Seek out every line containing the word "single", and copy each.

··· GIVEN RECORDS

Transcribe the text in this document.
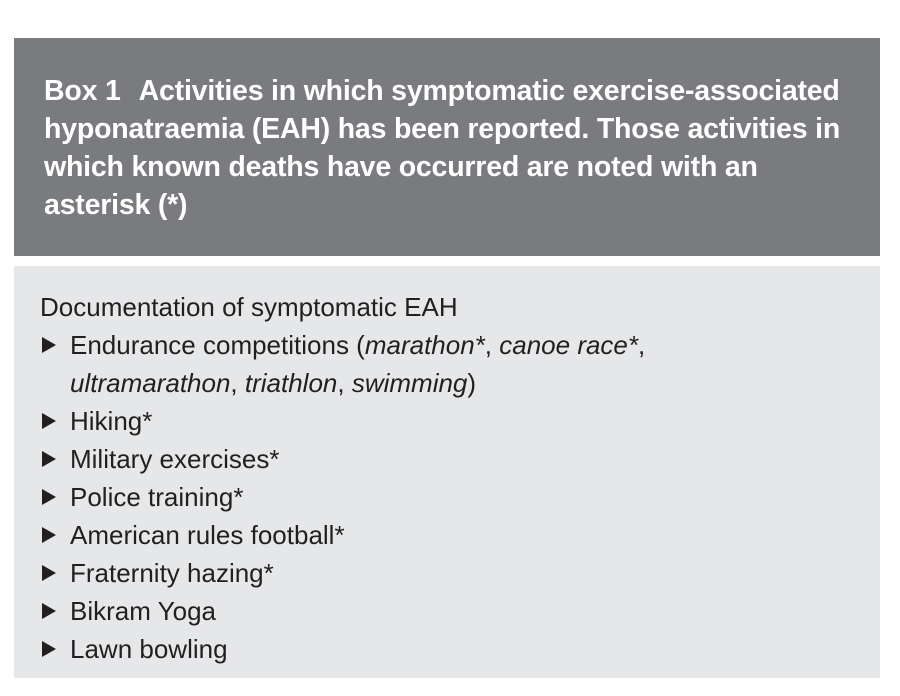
Box 1 Activities in which symptomatic exercise-associated hyponatraemia (EAH) has been reported. Those activities in which known deaths have occurred are noted with an asterisk (*)

Documentation of symptomatic EAH

Endurance competitions (marathon*, canoe race*,
ultramarathon, triathlon, swimming)
Hiking*
Military exercises*
Police training*
American rules football*
Fraternity hazing*
Bikram Yoga
Lawn bowling
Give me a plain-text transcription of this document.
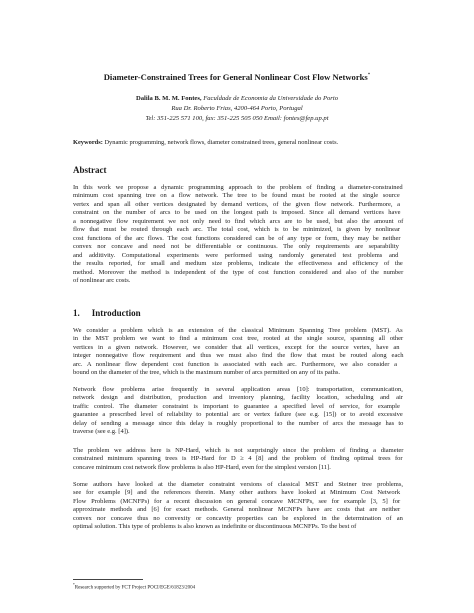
Diameter-Constrained Trees for General Nonlinear Cost Flow Networks*
Dalila B. M. M. Fontes, Faculdade de Economia da Universidade do Porto
Rua Dr. Roberto Frias, 4200-464 Porto, Portugal
Tel: 351-225 571 100, fax: 351-225 505 050 Email: fontes@fep.up.pt
Keywords: Dynamic programming, network flows, diameter constrained trees, general nonlinear costs.
Abstract
In this work we propose a dynamic programming approach to the problem of finding a diameter-constrained
minimum cost spanning tree on a flow network. The tree to be found must be rooted at the single source
vertex and span all other vertices designated by demand vertices, of the given flow network. Furthermore, a
constraint on the number of arcs to be used on the longest path is imposed. Since all demand vertices have
a nonnegative flow requirement we not only need to find which arcs are to be used, but also the amount of
flow that must be routed through each arc. The total cost, which is to be minimized, is given by nonlinear
cost functions of the arc flows. The cost functions considered can be of any type or form, they may be neither
convex nor concave and need not be differentiable or continuous. The only requirements are separability
and additivity. Computational experiments were performed using randomly generated test problems and
the results reported, for small and medium size problems, indicate the effectiveness and efficiency of the
method. Moreover the method is independent of the type of cost function considered and also of the number
of nonlinear arc costs.
1. Introduction
We consider a problem which is an extension of the classical Minimum Spanning Tree problem (MST). As
in the MST problem we want to find a minimum cost tree, rooted at the single source, spanning all other
vertices in a given network. However, we consider that all vertices, except for the source vertex, have an
integer nonnegative flow requirement and thus we must also find the flow that must be routed along each
arc. A nonlinear flow dependent cost function is associated with each arc. Furthermore, we also consider a
bound on the diameter of the tree, which is the maximum number of arcs permitted on any of its paths.
Network flow problems arise frequently in several application areas [10]: transportation, communication,
network design and distribution, production and inventory planning, facility location, scheduling and air
traffic control. The diameter constraint is important to guarantee a specified level of service, for example
guarantee a prescribed level of reliability to potential arc or vertex failure (see e.g. [15]) or to avoid excessive
delay of sending a message since this delay is roughly proportional to the number of arcs the message has to
traverse (see e.g. [4]).
The problem we address here is NP-Hard, which is not surprisingly since the problem of finding a diameter
constrained minimum spanning trees is HP-Hard for D ≥ 4 [8] and the problem of finding optimal trees for
concave minimum cost network flow problems is also HP-Hard, even for the simplest version [11].
Some authors have looked at the diameter constraint versions of classical MST and Steiner tree problems,
see for example [9] and the references therein. Many other authors have looked at Minimum Cost Network
Flow Problems (MCNFPs) for a recent discussion on general concave MCNFPs, see for example [3, 5] for
approximate methods and [6] for exact methods. General nonlinear MCNFPs have arc costs that are neither
convex nor concave thus no convexity or concavity properties can be explored in the determination of an
optimal solution. This type of problems is also known as indefinite or discontinuous MCNFPs. To the best of
*Research supported by FCT Project POCI/EGE/61823/2004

······

» SOLUTION TO THIS EXERCISE
minimum cost spanning tree on a flow network. The tree to be found must be rooted at the single source
in the MST problem we want to find a minimum cost tree, rooted at the single source, spanning all other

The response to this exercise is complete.